WORKING DATA
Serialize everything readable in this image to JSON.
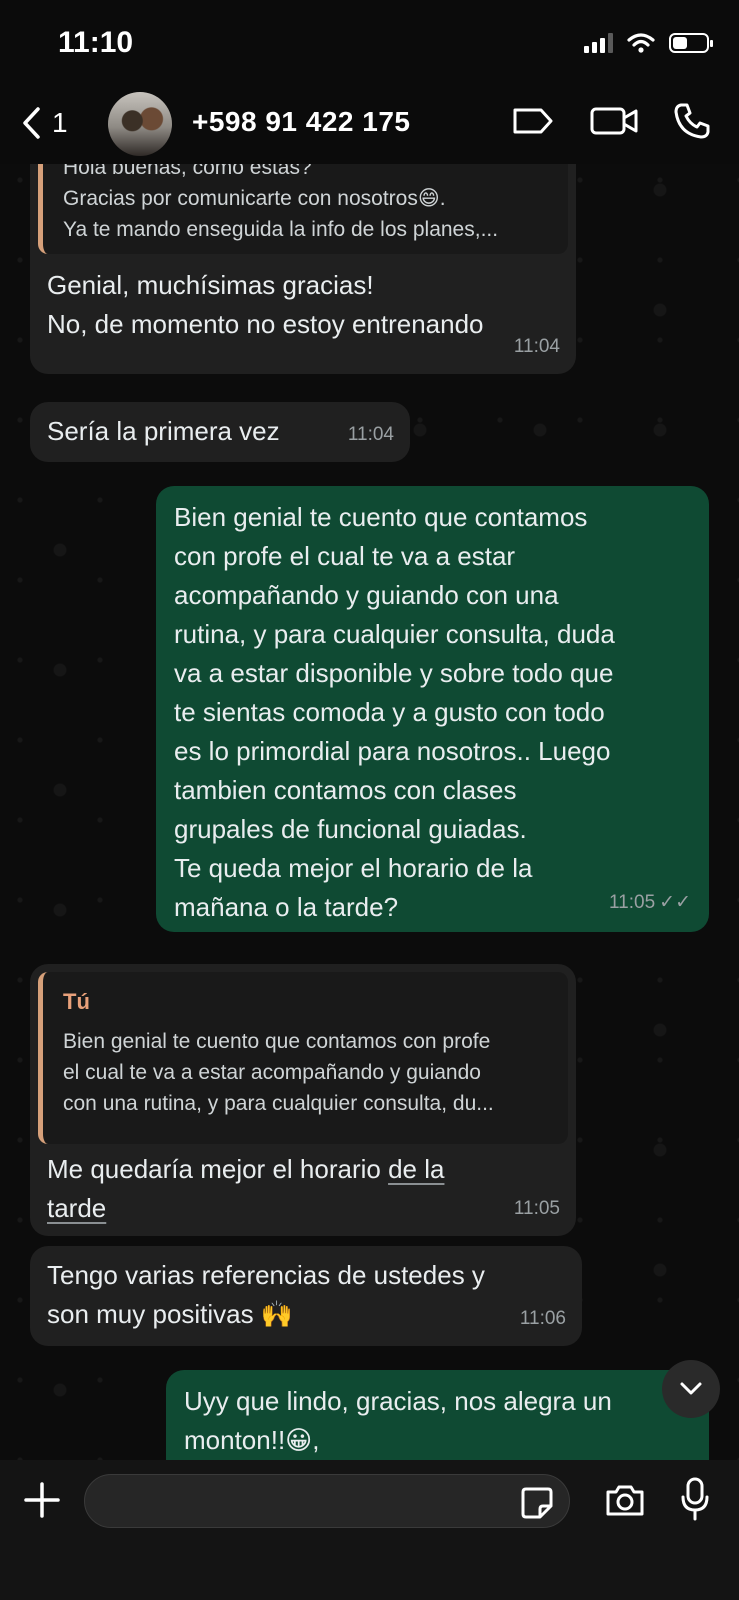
{
  "status_bar": {
    "time": "11:10"
  },
  "header": {
    "back_count": "1",
    "contact": "+598 91 422 175"
  },
  "messages": [
    {
      "direction": "in",
      "quote_lines": [
        "Hola buenas, como estas?",
        "Gracias por comunicarte con nosotros😄.",
        "Ya te mando enseguida la info de los planes,..."
      ],
      "lines": [
        "Genial, muchísimas gracias!",
        "No, de momento no estoy entrenando"
      ],
      "time": "11:04"
    },
    {
      "direction": "in",
      "text": "Sería la primera vez",
      "time": "11:04"
    },
    {
      "direction": "out",
      "lines": [
        "Bien genial te cuento que contamos",
        "con profe el cual te va a estar",
        "acompañando y guiando con una",
        "rutina, y para cualquier consulta, duda",
        "va a estar disponible y sobre todo que",
        "te sientas comoda y a gusto con todo",
        "es lo primordial para nosotros.. Luego",
        "tambien contamos con clases",
        "grupales de funcional guiadas.",
        "Te queda mejor el horario de la",
        "mañana o la tarde?"
      ],
      "time": "11:05",
      "ticks": "✓✓"
    },
    {
      "direction": "in",
      "quote_author": "Tú",
      "quote_lines": [
        "Bien genial te cuento que contamos con profe",
        "el cual te va a estar acompañando y guiando",
        "con una rutina, y para cualquier consulta, du..."
      ],
      "line1_a": "Me quedaría mejor el horario ",
      "line1_b": "de la",
      "line2": "tarde",
      "time": "11:05"
    },
    {
      "direction": "in",
      "lines": [
        "Tengo varias referencias de ustedes y",
        "son muy positivas 🙌"
      ],
      "time": "11:06"
    },
    {
      "direction": "out",
      "lines": [
        "Uyy que lindo, gracias, nos alegra un",
        "monton!!😀,"
      ]
    }
  ],
  "composer": {
    "placeholder": ""
  },
  "colors": {
    "outgoing": "#0f4a33",
    "incoming": "#202020",
    "quote_bar": "#d6a07a"
  }
}
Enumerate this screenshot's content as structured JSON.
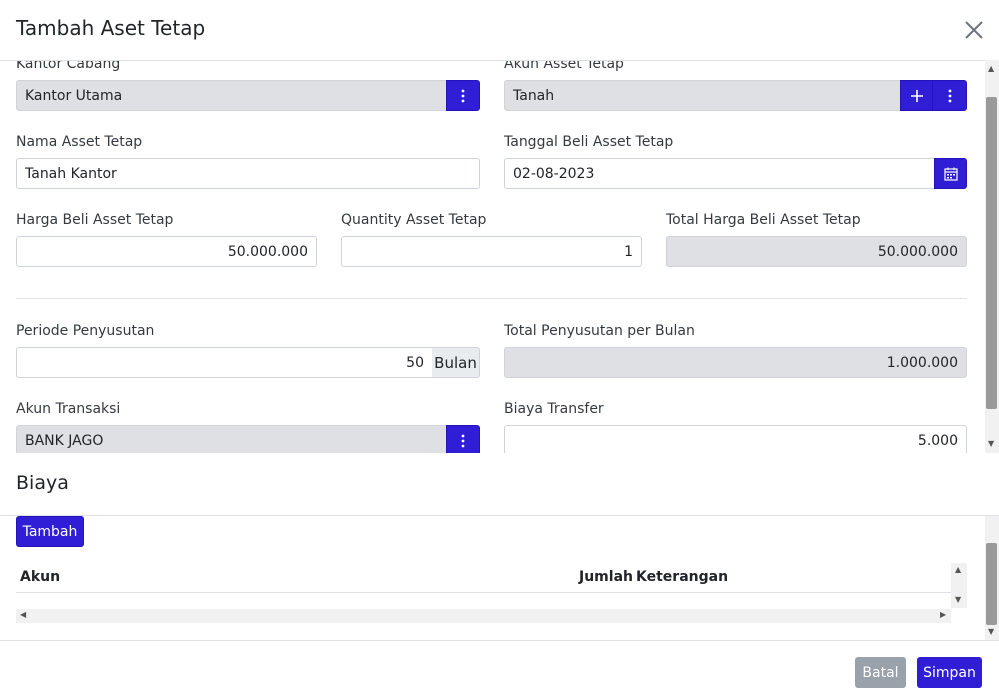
{
  "modal": {
    "title": "Tambah Aset Tetap"
  },
  "form": {
    "kantor_cabang": {
      "label": "Kantor Cabang",
      "value": "Kantor Utama"
    },
    "akun_asset": {
      "label": "Akun Asset Tetap",
      "value": "Tanah"
    },
    "nama_asset": {
      "label": "Nama Asset Tetap",
      "value": "Tanah Kantor"
    },
    "tanggal_beli": {
      "label": "Tanggal Beli Asset Tetap",
      "value": "02-08-2023"
    },
    "harga_beli": {
      "label": "Harga Beli Asset Tetap",
      "value": "50.000.000"
    },
    "quantity": {
      "label": "Quantity Asset Tetap",
      "value": "1"
    },
    "total_harga": {
      "label": "Total Harga Beli Asset Tetap",
      "value": "50.000.000"
    },
    "periode": {
      "label": "Periode Penyusutan",
      "value": "50",
      "unit": "Bulan"
    },
    "total_penyusutan": {
      "label": "Total Penyusutan per Bulan",
      "value": "1.000.000"
    },
    "akun_transaksi": {
      "label": "Akun Transaksi",
      "value": "BANK JAGO"
    },
    "biaya_transfer": {
      "label": "Biaya Transfer",
      "value": "5.000"
    }
  },
  "biaya": {
    "title": "Biaya",
    "add_label": "Tambah",
    "columns": [
      "Akun",
      "Jumlah",
      "Keterangan"
    ]
  },
  "footer": {
    "cancel_label": "Batal",
    "save_label": "Simpan"
  },
  "colors": {
    "primary": "#2f1ed6",
    "readonly_bg": "#dee0e4",
    "cancel_bg": "#99a1aa"
  },
  "icons": [
    "close-icon",
    "kebab-icon",
    "plus-icon",
    "calendar-icon"
  ]
}
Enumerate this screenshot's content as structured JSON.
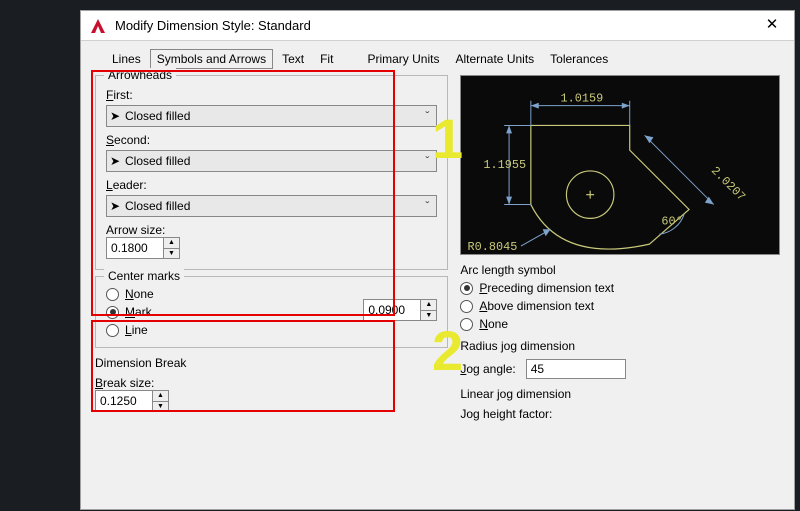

WHAT THE TASK ASKS
Images must not appear in the copy; reproduce everything else in the records verbatim.

FULL RESPONSE
Serialize everything readable in this image to JSON.
{
  "status_bar": {
    "time": "11:10"
  },
  "header": {
    "back_count": "1",
    "contact": "+598 91 422 175"
  },
  "messages": [
    {
      "direction": "in",
      "quote_lines": [
        "Hola buenas, como estas?",
        "Gracias por comunicarte con nosotros😄.",
        "Ya te mando enseguida la info de los planes,..."
      ],
      "lines": [
        "Genial, muchísimas gracias!",
        "No, de momento no estoy entrenando"
      ],
      "time": "11:04"
    },
    {
      "direction": "in",
      "text": "Sería la primera vez",
      "time": "11:04"
    },
    {
      "direction": "out",
      "lines": [
        "Bien genial te cuento que contamos",
        "con profe el cual te va a estar",
        "acompañando y guiando con una",
        "rutina, y para cualquier consulta, duda",
        "va a estar disponible y sobre todo que",
        "te sientas comoda y a gusto con todo",
        "es lo primordial para nosotros.. Luego",
        "tambien contamos con clases",
        "grupales de funcional guiadas.",
        "Te queda mejor el horario de la",
        "mañana o la tarde?"
      ],
      "time": "11:05",
      "ticks": "✓✓"
    },
    {
      "direction": "in",
      "quote_author": "Tú",
      "quote_lines": [
        "Bien genial te cuento que contamos con profe",
        "el cual te va a estar acompañando y guiando",
        "con una rutina, y para cualquier consulta, du..."
      ],
      "line1_a": "Me quedaría mejor el horario ",
      "line1_b": "de la",
      "line2": "tarde",
      "time": "11:05"
    },
    {
      "direction": "in",
      "lines": [
        "Tengo varias referencias de ustedes y",
        "son muy positivas 🙌"
      ],
      "time": "11:06"
    },
    {
      "direction": "out",
      "lines": [
        "Uyy que lindo, gracias, nos alegra un",
        "monton!!😀,"
      ]
    }
  ],
  "composer": {
    "placeholder": ""
  },
  "colors": {
    "outgoing": "#0f4a33",
    "incoming": "#202020",
    "quote_bar": "#d6a07a"
  }
}
Enumerate this screenshot's content as structured JSON.
{
  "modal": {
    "title": "Tambah Aset Tetap"
  },
  "form": {
    "kantor_cabang": {
      "label": "Kantor Cabang",
      "value": "Kantor Utama"
    },
    "akun_asset": {
      "label": "Akun Asset Tetap",
      "value": "Tanah"
    },
    "nama_asset": {
      "label": "Nama Asset Tetap",
      "value": "Tanah Kantor"
    },
    "tanggal_beli": {
      "label": "Tanggal Beli Asset Tetap",
      "value": "02-08-2023"
    },
    "harga_beli": {
      "label": "Harga Beli Asset Tetap",
      "value": "50.000.000"
    },
    "quantity": {
      "label": "Quantity Asset Tetap",
      "value": "1"
    },
    "total_harga": {
      "label": "Total Harga Beli Asset Tetap",
      "value": "50.000.000"
    },
    "periode": {
      "label": "Periode Penyusutan",
      "value": "50",
      "unit": "Bulan"
    },
    "total_penyusutan": {
      "label": "Total Penyusutan per Bulan",
      "value": "1.000.000"
    },
    "akun_transaksi": {
      "label": "Akun Transaksi",
      "value": "BANK JAGO"
    },
    "biaya_transfer": {
      "label": "Biaya Transfer",
      "value": "5.000"
    }
  },
  "biaya": {
    "title": "Biaya",
    "add_label": "Tambah",
    "columns": [
      "Akun",
      "Jumlah",
      "Keterangan"
    ]
  },
  "footer": {
    "cancel_label": "Batal",
    "save_label": "Simpan"
  },
  "colors": {
    "primary": "#2f1ed6",
    "readonly_bg": "#dee0e4",
    "cancel_bg": "#99a1aa"
  },
  "icons": [
    "close-icon",
    "kebab-icon",
    "plus-icon",
    "calendar-icon"
  ]
}
Enumerate this screenshot's content as structured JSON.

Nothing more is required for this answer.